- _SET TASK_: Restate each of the lines below word for word and drop every picture.
-- INFORMATION PROVIDED start --
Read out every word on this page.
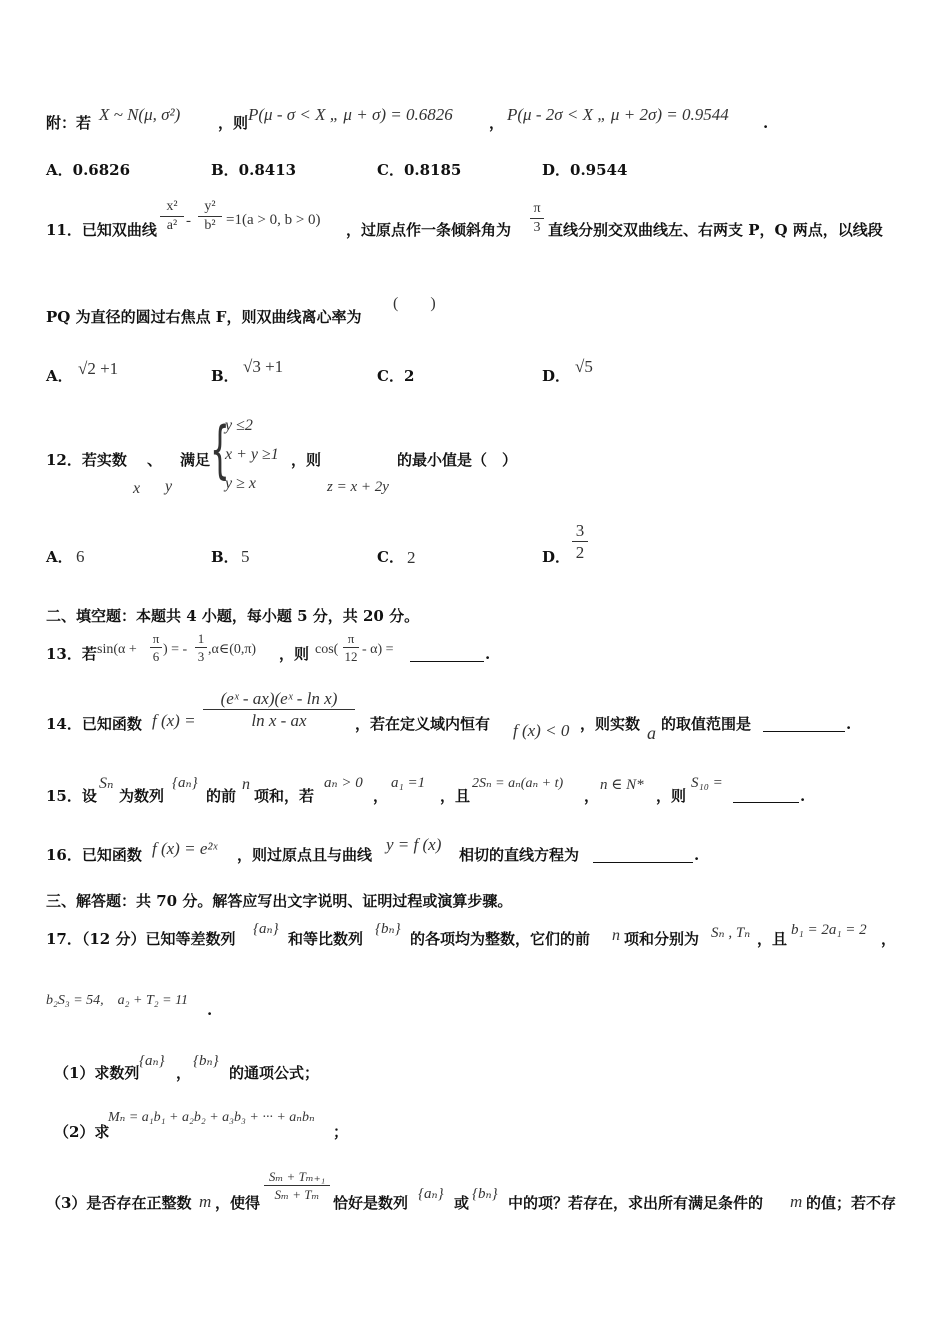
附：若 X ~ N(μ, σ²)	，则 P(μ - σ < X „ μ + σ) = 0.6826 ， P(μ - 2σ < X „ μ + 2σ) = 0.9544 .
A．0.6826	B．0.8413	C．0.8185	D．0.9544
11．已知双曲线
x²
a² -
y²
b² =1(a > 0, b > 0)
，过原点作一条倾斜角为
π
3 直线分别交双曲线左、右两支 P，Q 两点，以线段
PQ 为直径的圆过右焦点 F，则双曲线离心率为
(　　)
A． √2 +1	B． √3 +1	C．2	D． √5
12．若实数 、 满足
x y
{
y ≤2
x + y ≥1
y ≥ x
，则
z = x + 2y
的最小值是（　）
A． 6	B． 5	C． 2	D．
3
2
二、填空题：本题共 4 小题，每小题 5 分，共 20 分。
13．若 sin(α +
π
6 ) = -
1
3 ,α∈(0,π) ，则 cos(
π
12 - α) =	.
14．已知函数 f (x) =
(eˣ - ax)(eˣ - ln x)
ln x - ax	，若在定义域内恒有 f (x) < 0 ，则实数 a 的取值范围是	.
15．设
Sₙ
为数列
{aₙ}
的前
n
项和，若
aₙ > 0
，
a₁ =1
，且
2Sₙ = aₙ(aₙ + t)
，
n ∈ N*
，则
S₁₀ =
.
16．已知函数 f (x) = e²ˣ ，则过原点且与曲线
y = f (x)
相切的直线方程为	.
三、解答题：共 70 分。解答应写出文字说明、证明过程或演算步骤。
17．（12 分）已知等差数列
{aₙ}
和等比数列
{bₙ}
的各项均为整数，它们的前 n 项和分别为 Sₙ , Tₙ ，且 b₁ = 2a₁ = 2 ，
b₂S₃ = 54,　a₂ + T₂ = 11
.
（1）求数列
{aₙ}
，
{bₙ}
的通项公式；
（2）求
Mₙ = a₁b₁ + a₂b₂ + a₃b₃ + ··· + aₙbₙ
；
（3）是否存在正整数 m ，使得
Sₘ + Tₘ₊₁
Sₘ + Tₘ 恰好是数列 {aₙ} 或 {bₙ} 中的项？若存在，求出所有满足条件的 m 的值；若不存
-- INFORMATION PROVIDED end --
- _REPLY TO THE TASK_:
Read out every word on this page.
附：若 X ~ N(μ, σ²)	，则 P(μ - σ < X „ μ + σ) = 0.6826 ， P(μ - 2σ < X „ μ + 2σ) = 0.9544 .
A．0.6826	B．0.8413	C．0.8185	D．0.9544
11．已知双曲线
x²
a² -
y²
b² =1(a > 0, b > 0)
，过原点作一条倾斜角为
π
3 直线分别交双曲线左、右两支 P，Q 两点，以线段
PQ 为直径的圆过右焦点 F，则双曲线离心率为
(　　)
A． √2 +1	B． √3 +1	C．2	D． √5
12．若实数 、 满足
x y
{
y ≤2
x + y ≥1
y ≥ x
，则
z = x + 2y
的最小值是（　）
A． 6	B． 5	C． 2	D．
3
2
二、填空题：本题共 4 小题，每小题 5 分，共 20 分。
13．若 sin(α +
π
6 ) = -
1
3 ,α∈(0,π) ，则 cos(
π
12 - α) =	.
14．已知函数 f (x) =
(eˣ - ax)(eˣ - ln x)
ln x - ax	，若在定义域内恒有 f (x) < 0 ，则实数 a 的取值范围是	.
15．设
Sₙ
为数列
{aₙ}
的前
n
项和，若
aₙ > 0
，
a₁ =1
，且
2Sₙ = aₙ(aₙ + t)
，
n ∈ N*
，则
S₁₀ =
.
16．已知函数 f (x) = e²ˣ ，则过原点且与曲线
y = f (x)
相切的直线方程为	.
三、解答题：共 70 分。解答应写出文字说明、证明过程或演算步骤。
17．（12 分）已知等差数列
{aₙ}
和等比数列
{bₙ}
的各项均为整数，它们的前 n 项和分别为 Sₙ , Tₙ ，且 b₁ = 2a₁ = 2 ，
b₂S₃ = 54,　a₂ + T₂ = 11
.
（1）求数列
{aₙ}
，
{bₙ}
的通项公式；
（2）求
Mₙ = a₁b₁ + a₂b₂ + a₃b₃ + ··· + aₙbₙ
；
（3）是否存在正整数 m ，使得
Sₘ + Tₘ₊₁
Sₘ + Tₘ 恰好是数列 {aₙ} 或 {bₙ} 中的项？若存在，求出所有满足条件的 m 的值；若不存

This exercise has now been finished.